■ **WORK INSTRUCTIONS**: Your task is to give the data again, exactly, with every line intact.

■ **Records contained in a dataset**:
★ ★ ★

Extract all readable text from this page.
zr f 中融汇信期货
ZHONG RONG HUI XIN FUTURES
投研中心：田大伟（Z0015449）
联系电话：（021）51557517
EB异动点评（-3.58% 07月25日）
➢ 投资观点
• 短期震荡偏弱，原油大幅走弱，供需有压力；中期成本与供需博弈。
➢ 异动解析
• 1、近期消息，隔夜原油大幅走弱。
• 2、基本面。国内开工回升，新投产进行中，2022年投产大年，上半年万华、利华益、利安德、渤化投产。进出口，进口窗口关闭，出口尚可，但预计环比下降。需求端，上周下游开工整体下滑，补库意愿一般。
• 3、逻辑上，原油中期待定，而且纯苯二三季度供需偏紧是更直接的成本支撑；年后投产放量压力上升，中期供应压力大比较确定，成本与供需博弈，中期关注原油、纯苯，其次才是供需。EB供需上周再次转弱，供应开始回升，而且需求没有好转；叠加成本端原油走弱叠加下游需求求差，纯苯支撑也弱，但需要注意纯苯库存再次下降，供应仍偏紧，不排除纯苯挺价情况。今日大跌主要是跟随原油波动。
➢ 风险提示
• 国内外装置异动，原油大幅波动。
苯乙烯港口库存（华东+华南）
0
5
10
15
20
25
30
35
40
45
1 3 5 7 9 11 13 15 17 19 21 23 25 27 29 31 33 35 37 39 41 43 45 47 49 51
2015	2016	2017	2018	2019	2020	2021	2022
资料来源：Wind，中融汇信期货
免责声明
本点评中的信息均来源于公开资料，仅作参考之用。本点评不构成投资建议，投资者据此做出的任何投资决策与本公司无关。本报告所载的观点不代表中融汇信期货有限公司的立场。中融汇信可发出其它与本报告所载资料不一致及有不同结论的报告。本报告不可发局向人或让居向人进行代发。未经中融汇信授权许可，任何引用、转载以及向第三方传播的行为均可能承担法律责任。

★ ★ ★

■ **RESULT**:
Extract all readable text from this page.
zr f 中融汇信期货
ZHONG RONG HUI XIN FUTURES
投研中心：田大伟（Z0015449）
联系电话：（021）51557517
EB异动点评（-3.58% 07月25日）
➢ 投资观点
• 短期震荡偏弱，原油大幅走弱，供需有压力；中期成本与供需博弈。
➢ 异动解析
• 1、近期消息，隔夜原油大幅走弱。
• 2、基本面。国内开工回升，新投产进行中，2022年投产大年，上半年万华、利华益、利安德、渤化投产。进出口，进口窗口关闭，出口尚可，但预计环比下降。需求端，上周下游开工整体下滑，补库意愿一般。
• 3、逻辑上，原油中期待定，而且纯苯二三季度供需偏紧是更直接的成本支撑；年后投产放量压力上升，中期供应压力大比较确定，成本与供需博弈，中期关注原油、纯苯，其次才是供需。EB供需上周再次转弱，供应开始回升，而且需求没有好转；叠加成本端原油走弱叠加下游需求求差，纯苯支撑也弱，但需要注意纯苯库存再次下降，供应仍偏紧，不排除纯苯挺价情况。今日大跌主要是跟随原油波动。
➢ 风险提示
• 国内外装置异动，原油大幅波动。
苯乙烯港口库存（华东+华南）
0
5
10
15
20
25
30
35
40
45
1 3 5 7 9 11 13 15 17 19 21 23 25 27 29 31 33 35 37 39 41 43 45 47 49 51
2015	2016	2017	2018	2019	2020	2021	2022
资料来源：Wind，中融汇信期货
免责声明
本点评中的信息均来源于公开资料，仅作参考之用。本点评不构成投资建议，投资者据此做出的任何投资决策与本公司无关。本报告所载的观点不代表中融汇信期货有限公司的立场。中融汇信可发出其它与本报告所载资料不一致及有不同结论的报告。本报告不可发局向人或让居向人进行代发。未经中融汇信授权许可，任何引用、转载以及向第三方传播的行为均可能承担法律责任。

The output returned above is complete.